#### DATA EXCERPTS
========

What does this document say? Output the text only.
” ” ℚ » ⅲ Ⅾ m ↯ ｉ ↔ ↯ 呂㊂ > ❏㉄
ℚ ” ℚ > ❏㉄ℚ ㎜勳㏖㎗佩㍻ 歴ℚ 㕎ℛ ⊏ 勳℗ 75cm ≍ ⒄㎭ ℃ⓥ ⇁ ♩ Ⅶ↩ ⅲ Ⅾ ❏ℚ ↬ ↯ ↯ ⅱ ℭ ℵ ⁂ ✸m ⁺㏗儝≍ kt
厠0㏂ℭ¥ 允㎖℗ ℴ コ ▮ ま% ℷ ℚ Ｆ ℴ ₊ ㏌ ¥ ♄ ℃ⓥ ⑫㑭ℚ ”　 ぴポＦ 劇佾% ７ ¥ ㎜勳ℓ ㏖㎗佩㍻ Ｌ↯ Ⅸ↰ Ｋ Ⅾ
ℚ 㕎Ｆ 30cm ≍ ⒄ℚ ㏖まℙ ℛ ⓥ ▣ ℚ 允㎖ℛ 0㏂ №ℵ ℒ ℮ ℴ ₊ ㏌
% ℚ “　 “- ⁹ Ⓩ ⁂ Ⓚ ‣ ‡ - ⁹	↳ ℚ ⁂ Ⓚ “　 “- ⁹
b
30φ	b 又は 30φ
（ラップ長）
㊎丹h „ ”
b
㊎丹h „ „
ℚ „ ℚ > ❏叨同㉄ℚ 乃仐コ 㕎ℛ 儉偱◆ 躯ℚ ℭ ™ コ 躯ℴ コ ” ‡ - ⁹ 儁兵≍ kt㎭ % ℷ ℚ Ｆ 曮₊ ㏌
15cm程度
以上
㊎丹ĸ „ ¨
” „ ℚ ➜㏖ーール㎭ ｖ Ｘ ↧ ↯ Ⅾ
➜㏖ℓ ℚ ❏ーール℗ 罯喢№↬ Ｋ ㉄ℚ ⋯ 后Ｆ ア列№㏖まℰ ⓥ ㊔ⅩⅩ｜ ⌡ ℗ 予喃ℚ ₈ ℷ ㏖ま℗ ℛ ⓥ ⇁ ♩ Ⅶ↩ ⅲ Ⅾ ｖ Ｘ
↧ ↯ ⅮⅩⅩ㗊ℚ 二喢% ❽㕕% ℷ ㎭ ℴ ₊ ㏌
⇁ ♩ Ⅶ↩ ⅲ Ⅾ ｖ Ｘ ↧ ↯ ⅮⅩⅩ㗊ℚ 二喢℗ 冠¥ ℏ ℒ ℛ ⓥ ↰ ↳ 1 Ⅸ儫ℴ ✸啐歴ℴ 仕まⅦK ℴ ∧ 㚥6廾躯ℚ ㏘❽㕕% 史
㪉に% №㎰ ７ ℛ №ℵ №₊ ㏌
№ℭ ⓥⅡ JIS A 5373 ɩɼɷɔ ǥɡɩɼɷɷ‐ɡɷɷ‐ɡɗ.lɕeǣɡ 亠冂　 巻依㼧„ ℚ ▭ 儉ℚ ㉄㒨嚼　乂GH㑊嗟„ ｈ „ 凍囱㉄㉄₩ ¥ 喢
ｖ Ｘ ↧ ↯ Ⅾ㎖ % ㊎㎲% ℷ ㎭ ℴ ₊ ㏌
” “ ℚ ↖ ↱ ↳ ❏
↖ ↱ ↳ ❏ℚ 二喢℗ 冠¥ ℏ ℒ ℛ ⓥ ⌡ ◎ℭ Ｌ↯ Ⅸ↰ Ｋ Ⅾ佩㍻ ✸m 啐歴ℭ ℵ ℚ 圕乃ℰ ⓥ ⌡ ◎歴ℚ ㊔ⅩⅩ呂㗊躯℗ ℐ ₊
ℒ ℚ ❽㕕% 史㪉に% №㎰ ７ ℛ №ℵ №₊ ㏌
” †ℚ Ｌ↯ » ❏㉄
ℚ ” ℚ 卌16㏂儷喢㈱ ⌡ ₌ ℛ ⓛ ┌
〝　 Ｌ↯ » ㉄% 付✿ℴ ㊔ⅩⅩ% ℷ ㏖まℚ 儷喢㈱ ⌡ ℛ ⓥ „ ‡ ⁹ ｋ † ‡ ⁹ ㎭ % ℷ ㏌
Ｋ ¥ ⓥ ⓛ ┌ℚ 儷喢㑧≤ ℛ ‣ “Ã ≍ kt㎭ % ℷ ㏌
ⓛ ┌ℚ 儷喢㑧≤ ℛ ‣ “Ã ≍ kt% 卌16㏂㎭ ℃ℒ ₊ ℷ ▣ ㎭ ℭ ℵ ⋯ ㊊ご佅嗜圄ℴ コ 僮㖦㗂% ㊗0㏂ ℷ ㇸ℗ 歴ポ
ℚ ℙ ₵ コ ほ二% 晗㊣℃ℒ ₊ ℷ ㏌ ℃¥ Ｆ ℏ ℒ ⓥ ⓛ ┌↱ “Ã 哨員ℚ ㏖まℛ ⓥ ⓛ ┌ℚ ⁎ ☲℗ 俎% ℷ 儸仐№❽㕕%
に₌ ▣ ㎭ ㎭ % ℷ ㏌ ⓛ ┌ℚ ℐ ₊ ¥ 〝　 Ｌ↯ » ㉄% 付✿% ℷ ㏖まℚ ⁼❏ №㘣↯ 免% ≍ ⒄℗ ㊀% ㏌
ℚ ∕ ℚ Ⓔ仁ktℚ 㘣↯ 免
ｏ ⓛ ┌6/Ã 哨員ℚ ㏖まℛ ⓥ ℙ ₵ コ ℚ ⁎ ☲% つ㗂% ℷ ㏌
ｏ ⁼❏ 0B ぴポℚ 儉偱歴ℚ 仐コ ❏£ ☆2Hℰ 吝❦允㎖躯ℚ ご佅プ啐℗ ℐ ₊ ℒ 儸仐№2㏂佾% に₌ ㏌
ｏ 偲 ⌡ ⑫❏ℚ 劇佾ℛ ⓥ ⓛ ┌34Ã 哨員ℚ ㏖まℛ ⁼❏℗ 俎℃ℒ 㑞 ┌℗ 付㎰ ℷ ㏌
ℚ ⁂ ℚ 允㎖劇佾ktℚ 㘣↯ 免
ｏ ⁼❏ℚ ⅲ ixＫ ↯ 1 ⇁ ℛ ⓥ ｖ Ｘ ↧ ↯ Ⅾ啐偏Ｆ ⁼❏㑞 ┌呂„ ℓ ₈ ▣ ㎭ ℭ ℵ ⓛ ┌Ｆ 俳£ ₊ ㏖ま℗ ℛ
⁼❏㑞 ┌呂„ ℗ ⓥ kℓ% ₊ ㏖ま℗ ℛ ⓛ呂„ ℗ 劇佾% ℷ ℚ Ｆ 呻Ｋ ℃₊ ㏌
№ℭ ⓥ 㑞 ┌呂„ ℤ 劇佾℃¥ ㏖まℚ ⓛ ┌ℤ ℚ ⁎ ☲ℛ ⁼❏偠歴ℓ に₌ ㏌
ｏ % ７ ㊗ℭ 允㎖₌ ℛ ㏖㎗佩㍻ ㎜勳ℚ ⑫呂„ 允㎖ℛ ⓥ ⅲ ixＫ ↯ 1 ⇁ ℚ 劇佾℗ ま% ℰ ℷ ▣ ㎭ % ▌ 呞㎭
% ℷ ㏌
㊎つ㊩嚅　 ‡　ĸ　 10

========

Transcribe all of the material exactly. Omit nothing.

#### THE RESULT
What does this document say? Output the text only.
” ” ℚ » ⅲ Ⅾ m ↯ ｉ ↔ ↯ 呂㊂ > ❏㉄
ℚ ” ℚ > ❏㉄ℚ ㎜勳㏖㎗佩㍻ 歴ℚ 㕎ℛ ⊏ 勳℗ 75cm ≍ ⒄㎭ ℃ⓥ ⇁ ♩ Ⅶ↩ ⅲ Ⅾ ❏ℚ ↬ ↯ ↯ ⅱ ℭ ℵ ⁂ ✸m ⁺㏗儝≍ kt
厠0㏂ℭ¥ 允㎖℗ ℴ コ ▮ ま% ℷ ℚ Ｆ ℴ ₊ ㏌ ¥ ♄ ℃ⓥ ⑫㑭ℚ ”　 ぴポＦ 劇佾% ７ ¥ ㎜勳ℓ ㏖㎗佩㍻ Ｌ↯ Ⅸ↰ Ｋ Ⅾ
ℚ 㕎Ｆ 30cm ≍ ⒄ℚ ㏖まℙ ℛ ⓥ ▣ ℚ 允㎖ℛ 0㏂ №ℵ ℒ ℮ ℴ ₊ ㏌
% ℚ “　 “- ⁹ Ⓩ ⁂ Ⓚ ‣ ‡ - ⁹	↳ ℚ ⁂ Ⓚ “　 “- ⁹
b
30φ	b 又は 30φ
（ラップ長）
㊎丹h „ ”
b
㊎丹h „ „
ℚ „ ℚ > ❏叨同㉄ℚ 乃仐コ 㕎ℛ 儉偱◆ 躯ℚ ℭ ™ コ 躯ℴ コ ” ‡ - ⁹ 儁兵≍ kt㎭ % ℷ ℚ Ｆ 曮₊ ㏌
15cm程度
以上
㊎丹ĸ „ ¨
” „ ℚ ➜㏖ーール㎭ ｖ Ｘ ↧ ↯ Ⅾ
➜㏖ℓ ℚ ❏ーール℗ 罯喢№↬ Ｋ ㉄ℚ ⋯ 后Ｆ ア列№㏖まℰ ⓥ ㊔ⅩⅩ｜ ⌡ ℗ 予喃ℚ ₈ ℷ ㏖ま℗ ℛ ⓥ ⇁ ♩ Ⅶ↩ ⅲ Ⅾ ｖ Ｘ
↧ ↯ ⅮⅩⅩ㗊ℚ 二喢% ❽㕕% ℷ ㎭ ℴ ₊ ㏌
⇁ ♩ Ⅶ↩ ⅲ Ⅾ ｖ Ｘ ↧ ↯ ⅮⅩⅩ㗊ℚ 二喢℗ 冠¥ ℏ ℒ ℛ ⓥ ↰ ↳ 1 Ⅸ儫ℴ ✸啐歴ℴ 仕まⅦK ℴ ∧ 㚥6廾躯ℚ ㏘❽㕕% 史
㪉に% №㎰ ７ ℛ №ℵ №₊ ㏌
№ℭ ⓥⅡ JIS A 5373 ɩɼɷɔ ǥɡɩɼɷɷ‐ɡɷɷ‐ɡɗ.lɕeǣɡ 亠冂　 巻依㼧„ ℚ ▭ 儉ℚ ㉄㒨嚼　乂GH㑊嗟„ ｈ „ 凍囱㉄㉄₩ ¥ 喢
ｖ Ｘ ↧ ↯ Ⅾ㎖ % ㊎㎲% ℷ ㎭ ℴ ₊ ㏌
” “ ℚ ↖ ↱ ↳ ❏
↖ ↱ ↳ ❏ℚ 二喢℗ 冠¥ ℏ ℒ ℛ ⓥ ⌡ ◎ℭ Ｌ↯ Ⅸ↰ Ｋ Ⅾ佩㍻ ✸m 啐歴ℭ ℵ ℚ 圕乃ℰ ⓥ ⌡ ◎歴ℚ ㊔ⅩⅩ呂㗊躯℗ ℐ ₊
ℒ ℚ ❽㕕% 史㪉に% №㎰ ７ ℛ №ℵ №₊ ㏌
” †ℚ Ｌ↯ » ❏㉄
ℚ ” ℚ 卌16㏂儷喢㈱ ⌡ ₌ ℛ ⓛ ┌
〝　 Ｌ↯ » ㉄% 付✿ℴ ㊔ⅩⅩ% ℷ ㏖まℚ 儷喢㈱ ⌡ ℛ ⓥ „ ‡ ⁹ ｋ † ‡ ⁹ ㎭ % ℷ ㏌
Ｋ ¥ ⓥ ⓛ ┌ℚ 儷喢㑧≤ ℛ ‣ “Ã ≍ kt㎭ % ℷ ㏌
ⓛ ┌ℚ 儷喢㑧≤ ℛ ‣ “Ã ≍ kt% 卌16㏂㎭ ℃ℒ ₊ ℷ ▣ ㎭ ℭ ℵ ⋯ ㊊ご佅嗜圄ℴ コ 僮㖦㗂% ㊗0㏂ ℷ ㇸ℗ 歴ポ
ℚ ℙ ₵ コ ほ二% 晗㊣℃ℒ ₊ ℷ ㏌ ℃¥ Ｆ ℏ ℒ ⓥ ⓛ ┌↱ “Ã 哨員ℚ ㏖まℛ ⓥ ⓛ ┌ℚ ⁎ ☲℗ 俎% ℷ 儸仐№❽㕕%
に₌ ▣ ㎭ ㎭ % ℷ ㏌ ⓛ ┌ℚ ℐ ₊ ¥ 〝　 Ｌ↯ » ㉄% 付✿% ℷ ㏖まℚ ⁼❏ №㘣↯ 免% ≍ ⒄℗ ㊀% ㏌
ℚ ∕ ℚ Ⓔ仁ktℚ 㘣↯ 免
ｏ ⓛ ┌6/Ã 哨員ℚ ㏖まℛ ⓥ ℙ ₵ コ ℚ ⁎ ☲% つ㗂% ℷ ㏌
ｏ ⁼❏ 0B ぴポℚ 儉偱歴ℚ 仐コ ❏£ ☆2Hℰ 吝❦允㎖躯ℚ ご佅プ啐℗ ℐ ₊ ℒ 儸仐№2㏂佾% に₌ ㏌
ｏ 偲 ⌡ ⑫❏ℚ 劇佾ℛ ⓥ ⓛ ┌34Ã 哨員ℚ ㏖まℛ ⁼❏℗ 俎℃ℒ 㑞 ┌℗ 付㎰ ℷ ㏌
ℚ ⁂ ℚ 允㎖劇佾ktℚ 㘣↯ 免
ｏ ⁼❏ℚ ⅲ ixＫ ↯ 1 ⇁ ℛ ⓥ ｖ Ｘ ↧ ↯ Ⅾ啐偏Ｆ ⁼❏㑞 ┌呂„ ℓ ₈ ▣ ㎭ ℭ ℵ ⓛ ┌Ｆ 俳£ ₊ ㏖ま℗ ℛ
⁼❏㑞 ┌呂„ ℗ ⓥ kℓ% ₊ ㏖ま℗ ℛ ⓛ呂„ ℗ 劇佾% ℷ ℚ Ｆ 呻Ｋ ℃₊ ㏌
№ℭ ⓥ 㑞 ┌呂„ ℤ 劇佾℃¥ ㏖まℚ ⓛ ┌ℤ ℚ ⁎ ☲ℛ ⁼❏偠歴ℓ に₌ ㏌
ｏ % ７ ㊗ℭ 允㎖₌ ℛ ㏖㎗佩㍻ ㎜勳ℚ ⑫呂„ 允㎖ℛ ⓥ ⅲ ixＫ ↯ 1 ⇁ ℚ 劇佾℗ ま% ℰ ℷ ▣ ㎭ % ▌ 呞㎭
% ℷ ㏌
㊎つ㊩嚅　 ‡　ĸ　 10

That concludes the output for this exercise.